- What is asked:
Work out how many lines of the records hold the string "your", and reply with that number alone.
---+---
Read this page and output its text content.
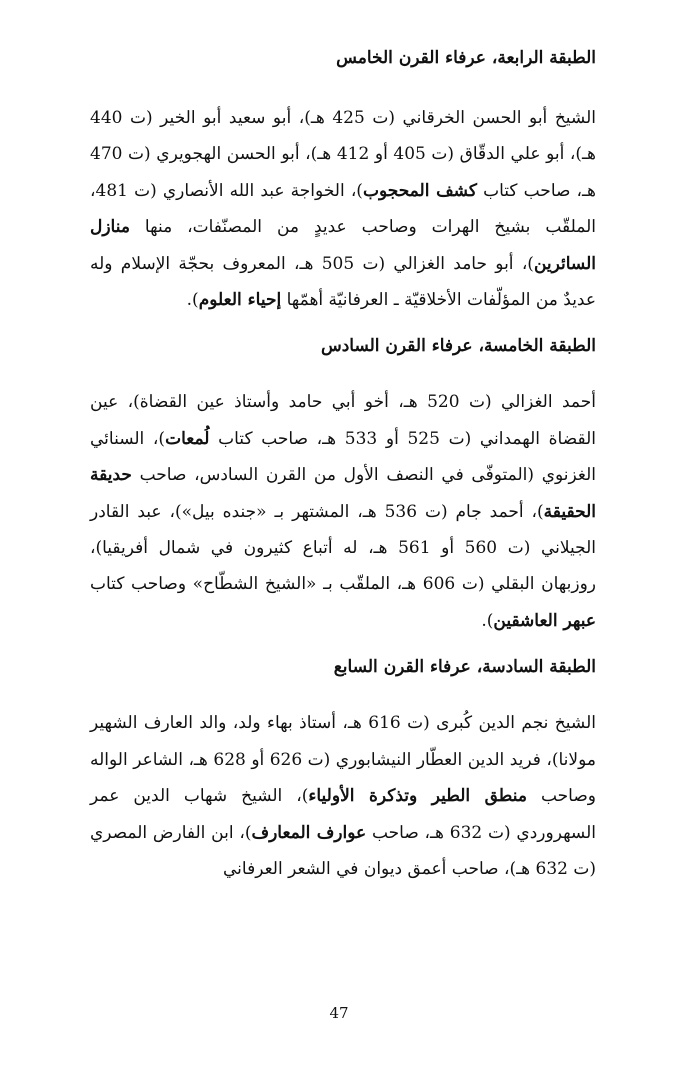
الطبقة الرابعة، عرفاء القرن الخامس

الشيخ أبو الحسن الخرقاني (ت 425 هـ)، أبو سعيد أبو الخير (ت 440 هـ)، أبو علي الدقّاق (ت 405 أو 412 هـ)، أبو الحسن الهجويري (ت 470 هـ، صاحب كتاب كشف المحجوب)، الخواجة عبد الله الأنصاري (ت 481، الملقّب بشيخ الهرات وصاحب عديدٍ من المصنّفات، منها منازل السائرين)، أبو حامد الغزالي (ت 505 هـ، المعروف بحجّة الإسلام وله عديدٌ من المؤلّفات الأخلاقيّة ـ العرفانيّة أهمّها إحياء العلوم).

الطبقة الخامسة، عرفاء القرن السادس

أحمد الغزالي (ت 520 هـ، أخو أبي حامد وأستاذ عين القضاة)، عين القضاة الهمداني (ت 525 أو 533 هـ، صاحب كتاب لُمعات)، السنائي الغزنوي (المتوفّى في النصف الأول من القرن السادس، صاحب حديقة الحقيقة)، أحمد جام (ت 536 هـ، المشتهر بـ «جنده بيل»)، عبد القادر الجيلاني (ت 560 أو 561 هـ، له أتباع كثيرون في شمال أفريقيا)، روزبهان البقلي (ت 606 هـ، الملقّب بـ «الشيخ الشطّاح» وصاحب كتاب عبهر العاشقين).

الطبقة السادسة، عرفاء القرن السابع

الشيخ نجم الدين كُبرى (ت 616 هـ، أستاذ بهاء ولد، والد العارف الشهير مولانا)، فريد الدين العطّار النيشابوري (ت 626 أو 628 هـ، الشاعر الواله وصاحب منطق الطير وتذكرة الأولياء)، الشيخ شهاب الدين عمر السهروردي (ت 632 هـ، صاحب عوارف المعارف)، ابن الفارض المصري (ت 632 هـ)، صاحب أعمق ديوان في الشعر العرفاني

47
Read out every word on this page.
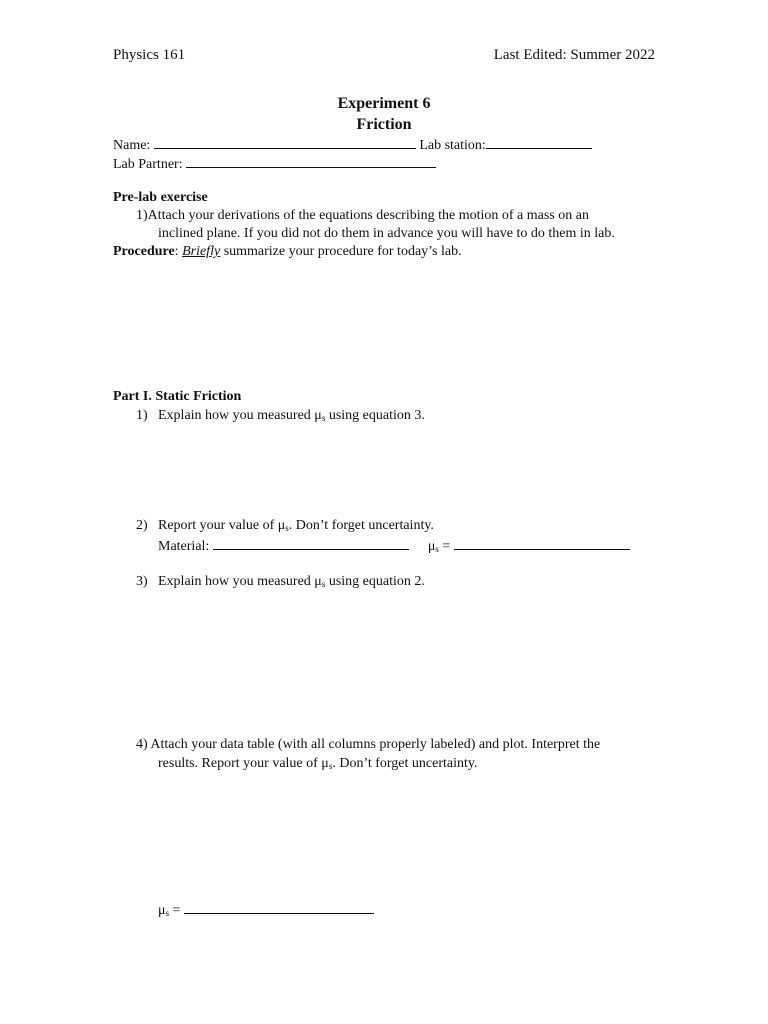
Physics 161	Last Edited: Summer 2022
Experiment 6
Friction
Name:	Lab station:
Lab Partner:
Pre-lab exercise
1)Attach your derivations of the equations describing the motion of a mass on an
inclined plane. If you did not do them in advance you will have to do them in lab.
Procedure: Briefly summarize your procedure for today’s lab.
Part I. Static Friction
1) Explain how you measured μs using equation 3.
2) Report your value of μs. Don’t forget uncertainty.
Material:	μs =
3) Explain how you measured μs using equation 2.
4) Attach your data table (with all columns properly labeled) and plot. Interpret the
results. Report your value of μs. Don’t forget uncertainty.
μs =
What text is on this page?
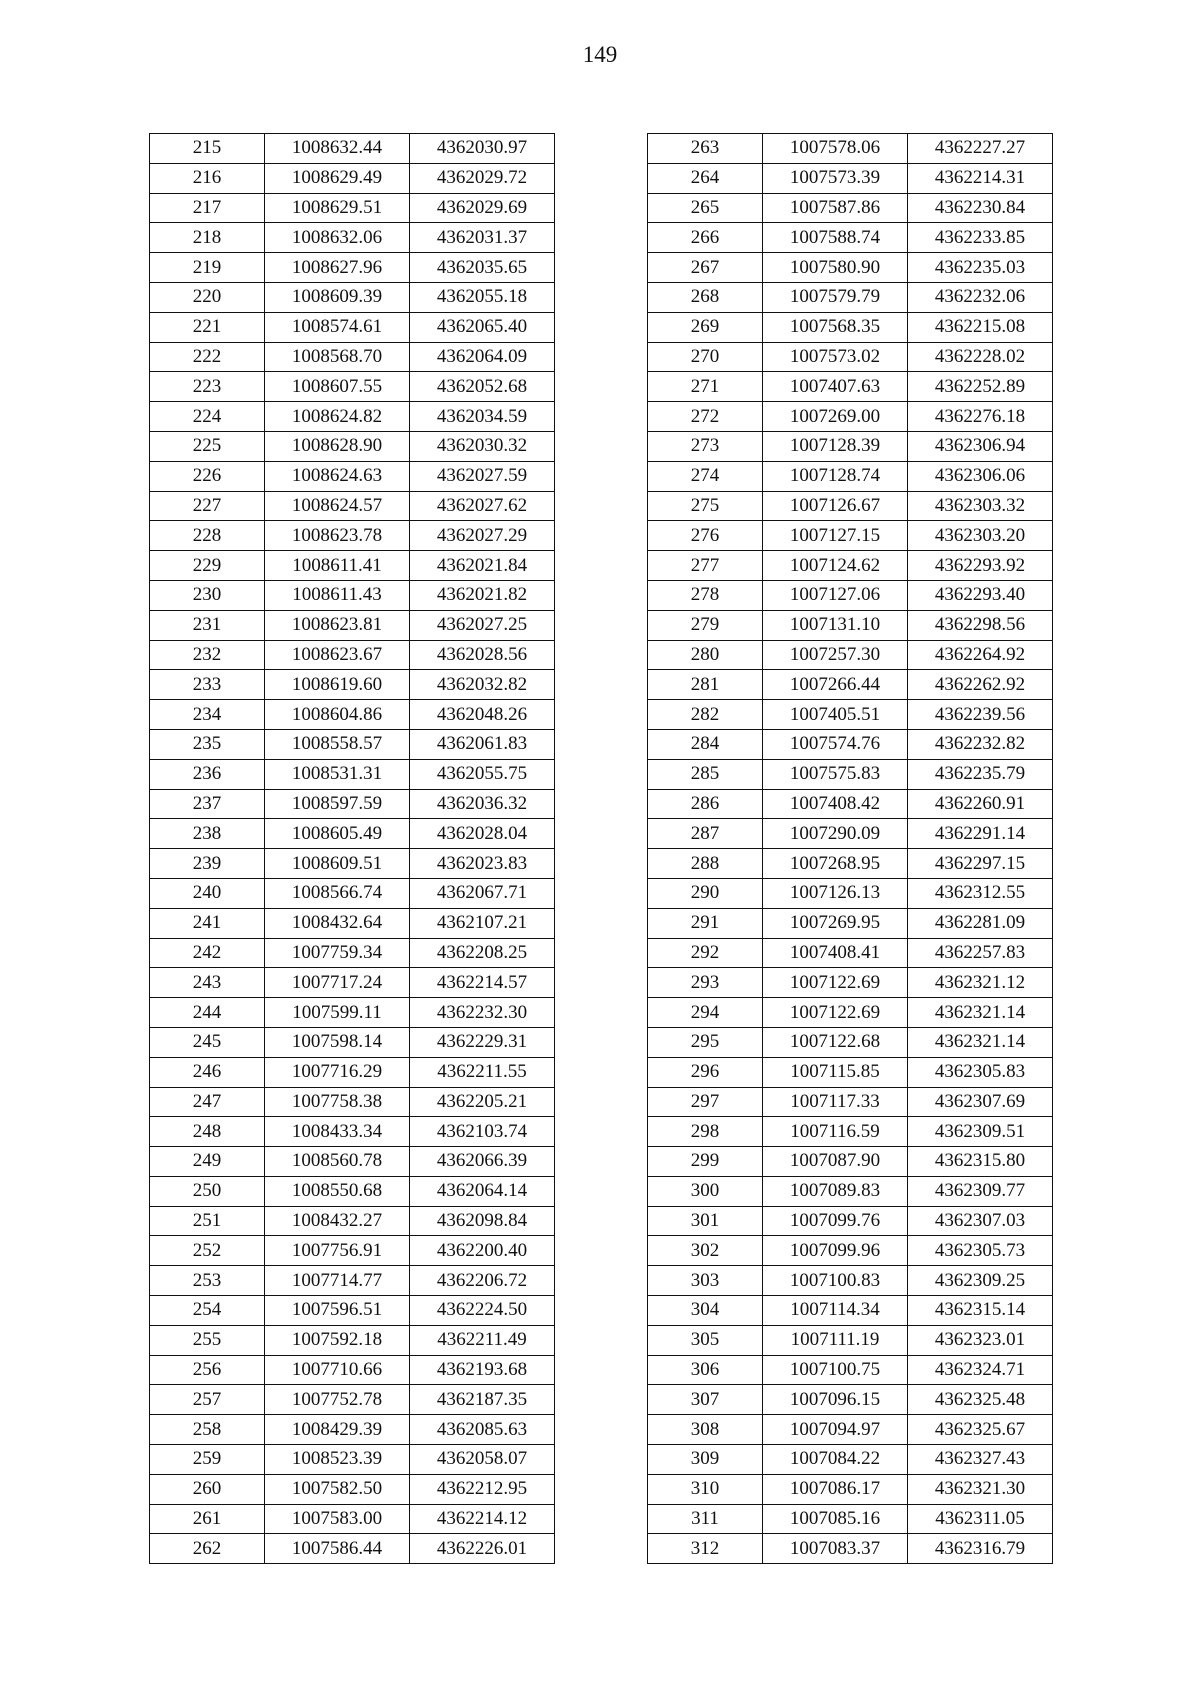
149
215	1008632.44	4362030.97
216	1008629.49	4362029.72
217	1008629.51	4362029.69
218	1008632.06	4362031.37
219	1008627.96	4362035.65
220	1008609.39	4362055.18
221	1008574.61	4362065.40
222	1008568.70	4362064.09
223	1008607.55	4362052.68
224	1008624.82	4362034.59
225	1008628.90	4362030.32
226	1008624.63	4362027.59
227	1008624.57	4362027.62
228	1008623.78	4362027.29
229	1008611.41	4362021.84
230	1008611.43	4362021.82
231	1008623.81	4362027.25
232	1008623.67	4362028.56
233	1008619.60	4362032.82
234	1008604.86	4362048.26
235	1008558.57	4362061.83
236	1008531.31	4362055.75
237	1008597.59	4362036.32
238	1008605.49	4362028.04
239	1008609.51	4362023.83
240	1008566.74	4362067.71
241	1008432.64	4362107.21
242	1007759.34	4362208.25
243	1007717.24	4362214.57
244	1007599.11	4362232.30
245	1007598.14	4362229.31
246	1007716.29	4362211.55
247	1007758.38	4362205.21
248	1008433.34	4362103.74
249	1008560.78	4362066.39
250	1008550.68	4362064.14
251	1008432.27	4362098.84
252	1007756.91	4362200.40
253	1007714.77	4362206.72
254	1007596.51	4362224.50
255	1007592.18	4362211.49
256	1007710.66	4362193.68
257	1007752.78	4362187.35
258	1008429.39	4362085.63
259	1008523.39	4362058.07
260	1007582.50	4362212.95
261	1007583.00	4362214.12
262	1007586.44	4362226.01
263	1007578.06	4362227.27
264	1007573.39	4362214.31
265	1007587.86	4362230.84
266	1007588.74	4362233.85
267	1007580.90	4362235.03
268	1007579.79	4362232.06
269	1007568.35	4362215.08
270	1007573.02	4362228.02
271	1007407.63	4362252.89
272	1007269.00	4362276.18
273	1007128.39	4362306.94
274	1007128.74	4362306.06
275	1007126.67	4362303.32
276	1007127.15	4362303.20
277	1007124.62	4362293.92
278	1007127.06	4362293.40
279	1007131.10	4362298.56
280	1007257.30	4362264.92
281	1007266.44	4362262.92
282	1007405.51	4362239.56
284	1007574.76	4362232.82
285	1007575.83	4362235.79
286	1007408.42	4362260.91
287	1007290.09	4362291.14
288	1007268.95	4362297.15
290	1007126.13	4362312.55
291	1007269.95	4362281.09
292	1007408.41	4362257.83
293	1007122.69	4362321.12
294	1007122.69	4362321.14
295	1007122.68	4362321.14
296	1007115.85	4362305.83
297	1007117.33	4362307.69
298	1007116.59	4362309.51
299	1007087.90	4362315.80
300	1007089.83	4362309.77
301	1007099.76	4362307.03
302	1007099.96	4362305.73
303	1007100.83	4362309.25
304	1007114.34	4362315.14
305	1007111.19	4362323.01
306	1007100.75	4362324.71
307	1007096.15	4362325.48
308	1007094.97	4362325.67
309	1007084.22	4362327.43
310	1007086.17	4362321.30
311	1007085.16	4362311.05
312	1007083.37	4362316.79
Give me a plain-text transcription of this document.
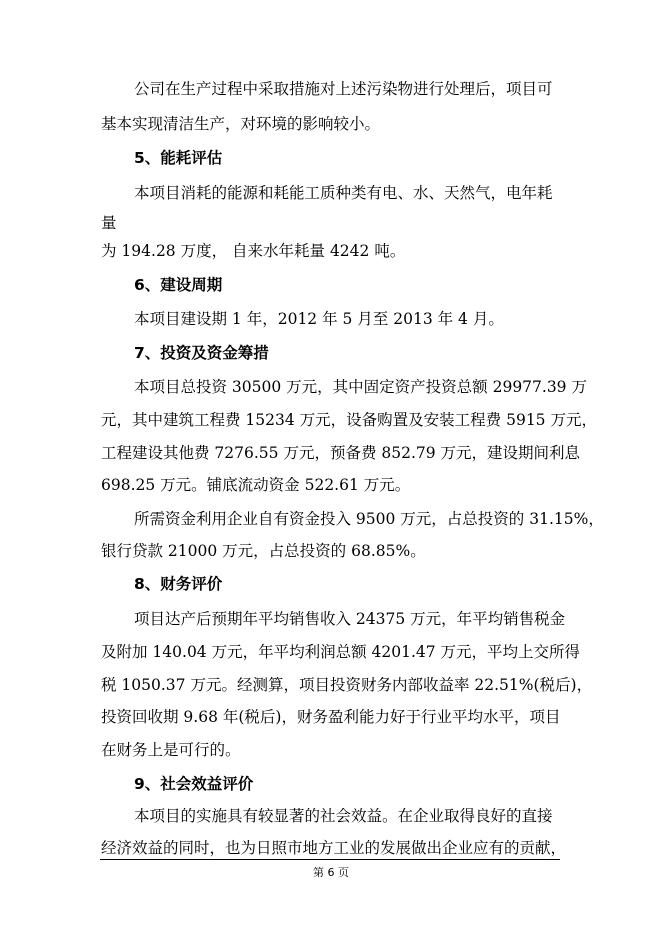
公司在生产过程中采取措施对上述污染物进行处理后，项目可
基本实现清洁生产，对环境的影响较小。
5、能耗评估
本项目消耗的能源和耗能工质种类有电、水、天然气，电年耗
量
为 194.28 万度， 自来水年耗量 4242 吨。
6、建设周期
本项目建设期 1 年，2012 年 5 月至 2013 年 4 月。
7、投资及资金筹措
本项目总投资 30500 万元，其中固定资产投资总额 29977.39 万
元，其中建筑工程费 15234 万元，设备购置及安装工程费 5915 万元，
工程建设其他费 7276.55 万元，预备费 852.79 万元，建设期间利息
698.25 万元。铺底流动资金 522.61 万元。
所需资金利用企业自有资金投入 9500 万元，占总投资的 31.15%，
银行贷款 21000 万元，占总投资的 68.85%。
8、财务评价
项目达产后预期年平均销售收入 24375 万元，年平均销售税金
及附加 140.04 万元，年平均利润总额 4201.47 万元，平均上交所得
税 1050.37 万元。经测算，项目投资财务内部收益率 22.51%(税后)，
投资回收期 9.68 年(税后)，财务盈利能力好于行业平均水平，项目
在财务上是可行的。
9、社会效益评价
本项目的实施具有较显著的社会效益。在企业取得良好的直接
经济效益的同时，也为日照市地方工业的发展做出企业应有的贡献，
第 6 页
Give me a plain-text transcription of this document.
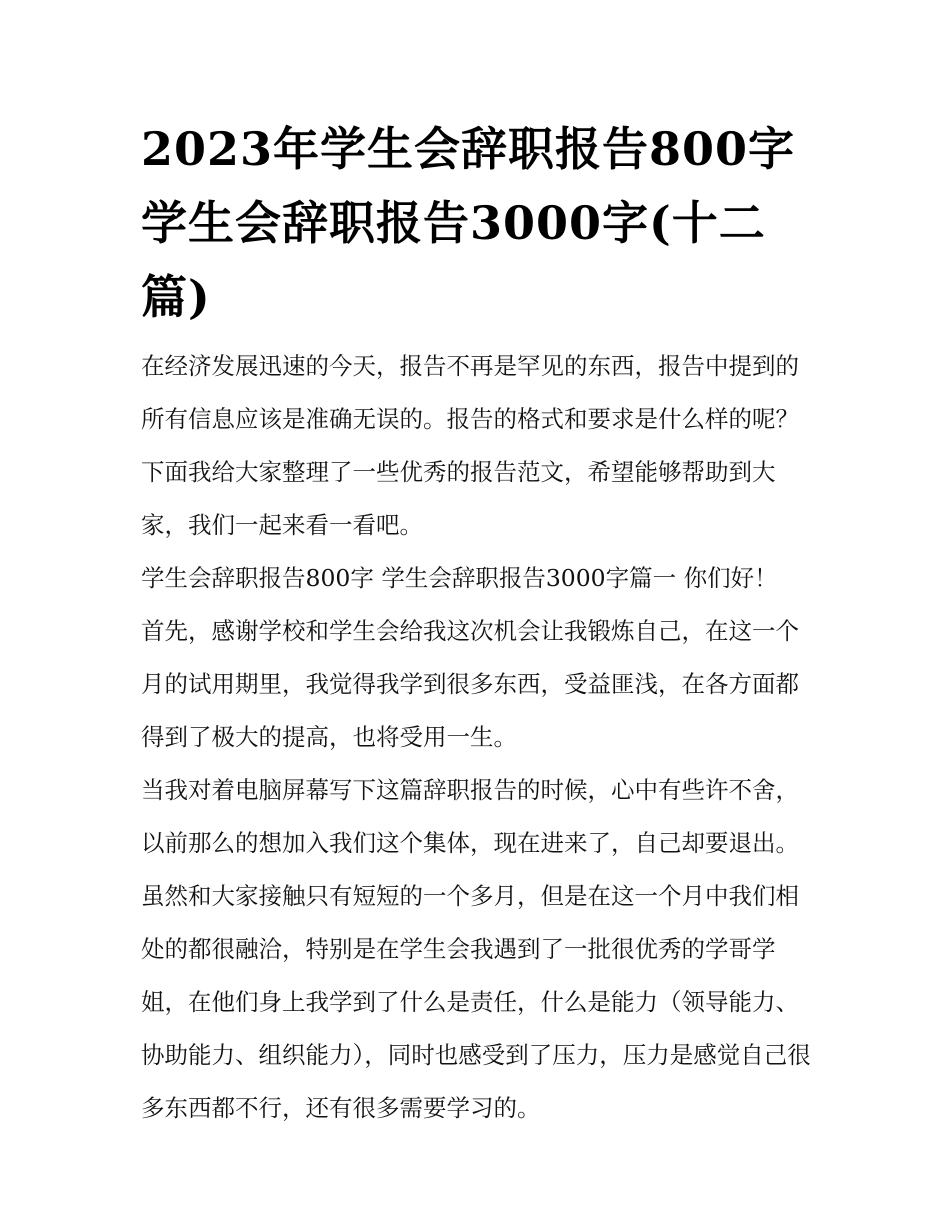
2023年学生会辞职报告800字 学生会辞职报告3000字(十二篇)

在经济发展迅速的今天，报告不再是罕见的东西，报告中提到的所有信息应该是准确无误的。报告的格式和要求是什么样的呢？下面我给大家整理了一些优秀的报告范文，希望能够帮助到大家，我们一起来看一看吧。

学生会辞职报告800字 学生会辞职报告3000字篇一 你们好！

首先，感谢学校和学生会给我这次机会让我锻炼自己，在这一个月的试用期里，我觉得我学到很多东西，受益匪浅，在各方面都得到了极大的提高，也将受用一生。

当我对着电脑屏幕写下这篇辞职报告的时候，心中有些许不舍，以前那么的想加入我们这个集体，现在进来了，自己却要退出。虽然和大家接触只有短短的一个多月，但是在这一个月中我们相处的都很融洽，特别是在学生会我遇到了一批很优秀的学哥学姐，在他们身上我学到了什么是责任，什么是能力（领导能力、协助能力、组织能力），同时也感受到了压力，压力是感觉自己很多东西都不行，还有很多需要学习的。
---+---
- Final result:
5